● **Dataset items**
☆ ☆ ☆ ☆ ☆ ☆ ☆
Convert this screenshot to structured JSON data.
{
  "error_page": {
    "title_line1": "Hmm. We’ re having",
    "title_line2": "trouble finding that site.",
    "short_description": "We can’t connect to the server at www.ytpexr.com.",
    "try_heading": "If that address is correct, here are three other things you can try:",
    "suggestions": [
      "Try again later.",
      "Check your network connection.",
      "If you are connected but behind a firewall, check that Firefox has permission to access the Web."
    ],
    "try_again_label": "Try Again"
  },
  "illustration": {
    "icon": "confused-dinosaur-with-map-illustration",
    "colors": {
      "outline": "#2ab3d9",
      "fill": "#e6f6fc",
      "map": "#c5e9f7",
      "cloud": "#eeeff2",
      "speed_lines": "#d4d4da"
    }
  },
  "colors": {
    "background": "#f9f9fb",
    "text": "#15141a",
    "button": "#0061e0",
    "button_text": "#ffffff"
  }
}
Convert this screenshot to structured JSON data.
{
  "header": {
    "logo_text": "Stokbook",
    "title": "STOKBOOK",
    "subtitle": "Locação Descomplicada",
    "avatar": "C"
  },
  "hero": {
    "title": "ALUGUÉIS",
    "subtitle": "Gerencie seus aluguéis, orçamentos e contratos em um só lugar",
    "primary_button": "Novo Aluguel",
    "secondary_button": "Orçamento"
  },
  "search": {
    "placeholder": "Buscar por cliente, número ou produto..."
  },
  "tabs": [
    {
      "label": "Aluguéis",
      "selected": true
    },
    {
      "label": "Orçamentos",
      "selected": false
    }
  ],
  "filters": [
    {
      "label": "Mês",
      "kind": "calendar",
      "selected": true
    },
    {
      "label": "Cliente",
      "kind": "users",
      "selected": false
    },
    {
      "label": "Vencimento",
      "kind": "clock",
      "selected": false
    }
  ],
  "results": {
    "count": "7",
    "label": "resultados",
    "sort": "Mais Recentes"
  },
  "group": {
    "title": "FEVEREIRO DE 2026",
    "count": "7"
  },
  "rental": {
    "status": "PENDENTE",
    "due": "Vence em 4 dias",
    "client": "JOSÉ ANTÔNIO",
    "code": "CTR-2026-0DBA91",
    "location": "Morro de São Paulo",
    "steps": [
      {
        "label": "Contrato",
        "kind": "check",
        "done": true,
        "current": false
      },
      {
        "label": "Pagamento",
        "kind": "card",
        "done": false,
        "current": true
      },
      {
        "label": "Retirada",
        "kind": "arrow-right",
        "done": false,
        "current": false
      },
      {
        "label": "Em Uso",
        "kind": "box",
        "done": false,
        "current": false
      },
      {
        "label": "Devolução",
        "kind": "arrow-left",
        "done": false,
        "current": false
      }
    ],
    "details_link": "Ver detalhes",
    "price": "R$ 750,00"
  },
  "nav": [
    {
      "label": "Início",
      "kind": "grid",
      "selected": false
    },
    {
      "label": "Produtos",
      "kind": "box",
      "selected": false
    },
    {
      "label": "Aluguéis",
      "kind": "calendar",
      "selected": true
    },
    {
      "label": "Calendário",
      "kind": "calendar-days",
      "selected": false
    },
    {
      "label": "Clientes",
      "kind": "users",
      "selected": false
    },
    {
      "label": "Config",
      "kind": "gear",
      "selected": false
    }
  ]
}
☆ ☆ ☆ ☆ ☆ ☆ ☆
● **What this task involves**
Send back all of the entries exactly, with nothing missing.

● **Result**
Convert this screenshot to structured JSON data.
{
  "error_page": {
    "title_line1": "Hmm. We’ re having",
    "title_line2": "trouble finding that site.",
    "short_description": "We can’t connect to the server at www.ytpexr.com.",
    "try_heading": "If that address is correct, here are three other things you can try:",
    "suggestions": [
      "Try again later.",
      "Check your network connection.",
      "If you are connected but behind a firewall, check that Firefox has permission to access the Web."
    ],
    "try_again_label": "Try Again"
  },
  "illustration": {
    "icon": "confused-dinosaur-with-map-illustration",
    "colors": {
      "outline": "#2ab3d9",
      "fill": "#e6f6fc",
      "map": "#c5e9f7",
      "cloud": "#eeeff2",
      "speed_lines": "#d4d4da"
    }
  },
  "colors": {
    "background": "#f9f9fb",
    "text": "#15141a",
    "button": "#0061e0",
    "button_text": "#ffffff"
  }
}
Convert this screenshot to structured JSON data.
{
  "header": {
    "logo_text": "Stokbook",
    "title": "STOKBOOK",
    "subtitle": "Locação Descomplicada",
    "avatar": "C"
  },
  "hero": {
    "title": "ALUGUÉIS",
    "subtitle": "Gerencie seus aluguéis, orçamentos e contratos em um só lugar",
    "primary_button": "Novo Aluguel",
    "secondary_button": "Orçamento"
  },
  "search": {
    "placeholder": "Buscar por cliente, número ou produto..."
  },
  "tabs": [
    {
      "label": "Aluguéis",
      "selected": true
    },
    {
      "label": "Orçamentos",
      "selected": false
    }
  ],
  "filters": [
    {
      "label": "Mês",
      "kind": "calendar",
      "selected": true
    },
    {
      "label": "Cliente",
      "kind": "users",
      "selected": false
    },
    {
      "label": "Vencimento",
      "kind": "clock",
      "selected": false
    }
  ],
  "results": {
    "count": "7",
    "label": "resultados",
    "sort": "Mais Recentes"
  },
  "group": {
    "title": "FEVEREIRO DE 2026",
    "count": "7"
  },
  "rental": {
    "status": "PENDENTE",
    "due": "Vence em 4 dias",
    "client": "JOSÉ ANTÔNIO",
    "code": "CTR-2026-0DBA91",
    "location": "Morro de São Paulo",
    "steps": [
      {
        "label": "Contrato",
        "kind": "check",
        "done": true,
        "current": false
      },
      {
        "label": "Pagamento",
        "kind": "card",
        "done": false,
        "current": true
      },
      {
        "label": "Retirada",
        "kind": "arrow-right",
        "done": false,
        "current": false
      },
      {
        "label": "Em Uso",
        "kind": "box",
        "done": false,
        "current": false
      },
      {
        "label": "Devolução",
        "kind": "arrow-left",
        "done": false,
        "current": false
      }
    ],
    "details_link": "Ver detalhes",
    "price": "R$ 750,00"
  },
  "nav": [
    {
      "label": "Início",
      "kind": "grid",
      "selected": false
    },
    {
      "label": "Produtos",
      "kind": "box",
      "selected": false
    },
    {
      "label": "Aluguéis",
      "kind": "calendar",
      "selected": true
    },
    {
      "label": "Calendário",
      "kind": "calendar-days",
      "selected": false
    },
    {
      "label": "Clientes",
      "kind": "users",
      "selected": false
    },
    {
      "label": "Config",
      "kind": "gear",
      "selected": false
    }
  ]
}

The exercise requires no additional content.